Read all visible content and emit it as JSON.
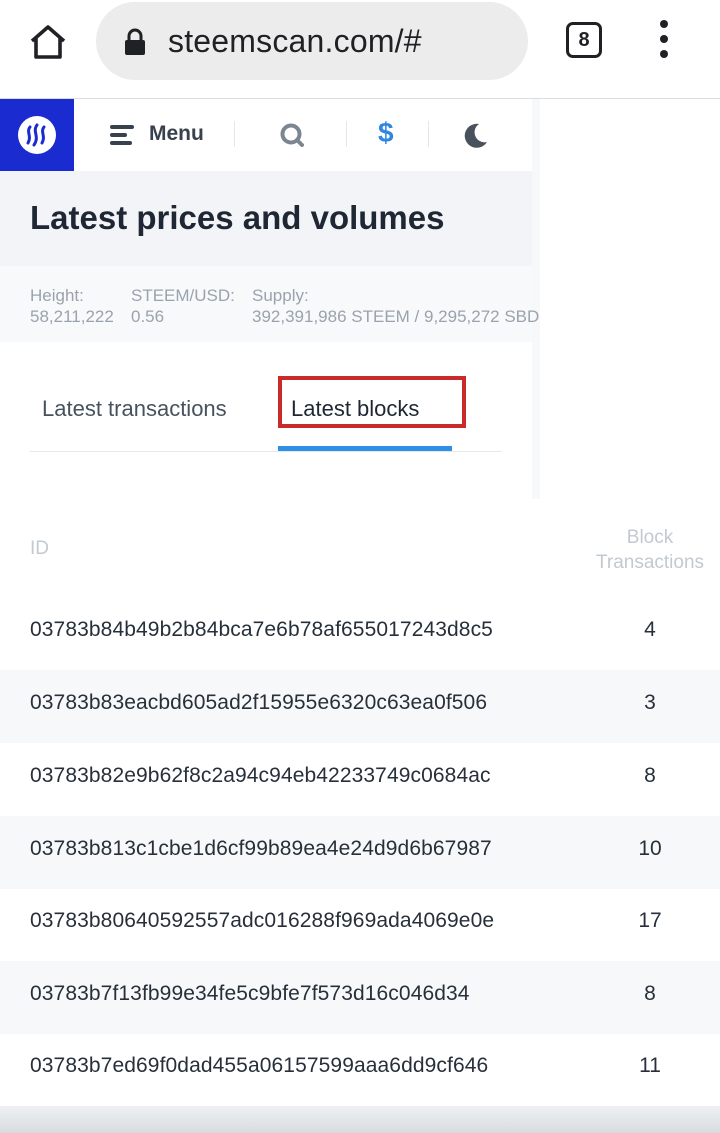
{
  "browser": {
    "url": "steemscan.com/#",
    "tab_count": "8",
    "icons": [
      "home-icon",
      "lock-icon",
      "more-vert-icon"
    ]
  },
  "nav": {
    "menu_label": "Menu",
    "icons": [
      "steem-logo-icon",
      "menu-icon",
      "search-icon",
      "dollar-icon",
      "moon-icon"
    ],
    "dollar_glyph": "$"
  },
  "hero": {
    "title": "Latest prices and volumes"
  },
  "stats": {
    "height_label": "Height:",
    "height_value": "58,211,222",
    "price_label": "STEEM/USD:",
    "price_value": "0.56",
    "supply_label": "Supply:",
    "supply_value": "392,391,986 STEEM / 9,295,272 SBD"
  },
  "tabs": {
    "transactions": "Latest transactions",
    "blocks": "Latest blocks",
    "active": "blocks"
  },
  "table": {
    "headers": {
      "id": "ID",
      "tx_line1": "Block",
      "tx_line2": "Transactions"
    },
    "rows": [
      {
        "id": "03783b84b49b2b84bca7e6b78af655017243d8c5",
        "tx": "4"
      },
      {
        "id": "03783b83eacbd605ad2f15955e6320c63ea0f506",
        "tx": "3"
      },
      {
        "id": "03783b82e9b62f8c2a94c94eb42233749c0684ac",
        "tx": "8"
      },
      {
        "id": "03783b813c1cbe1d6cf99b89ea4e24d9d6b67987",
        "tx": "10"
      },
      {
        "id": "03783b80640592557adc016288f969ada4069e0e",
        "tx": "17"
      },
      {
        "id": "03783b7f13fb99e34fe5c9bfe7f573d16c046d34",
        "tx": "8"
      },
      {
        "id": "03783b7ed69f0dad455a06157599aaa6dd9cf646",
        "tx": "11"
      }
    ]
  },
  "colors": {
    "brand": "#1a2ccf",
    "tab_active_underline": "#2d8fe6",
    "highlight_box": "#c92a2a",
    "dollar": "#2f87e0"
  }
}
§ §
Extract every line from the records above that contains the word "Latest".

    "title": "Latest prices and volumes"
    "transactions": "Latest transactions",
    "blocks": "Latest blocks",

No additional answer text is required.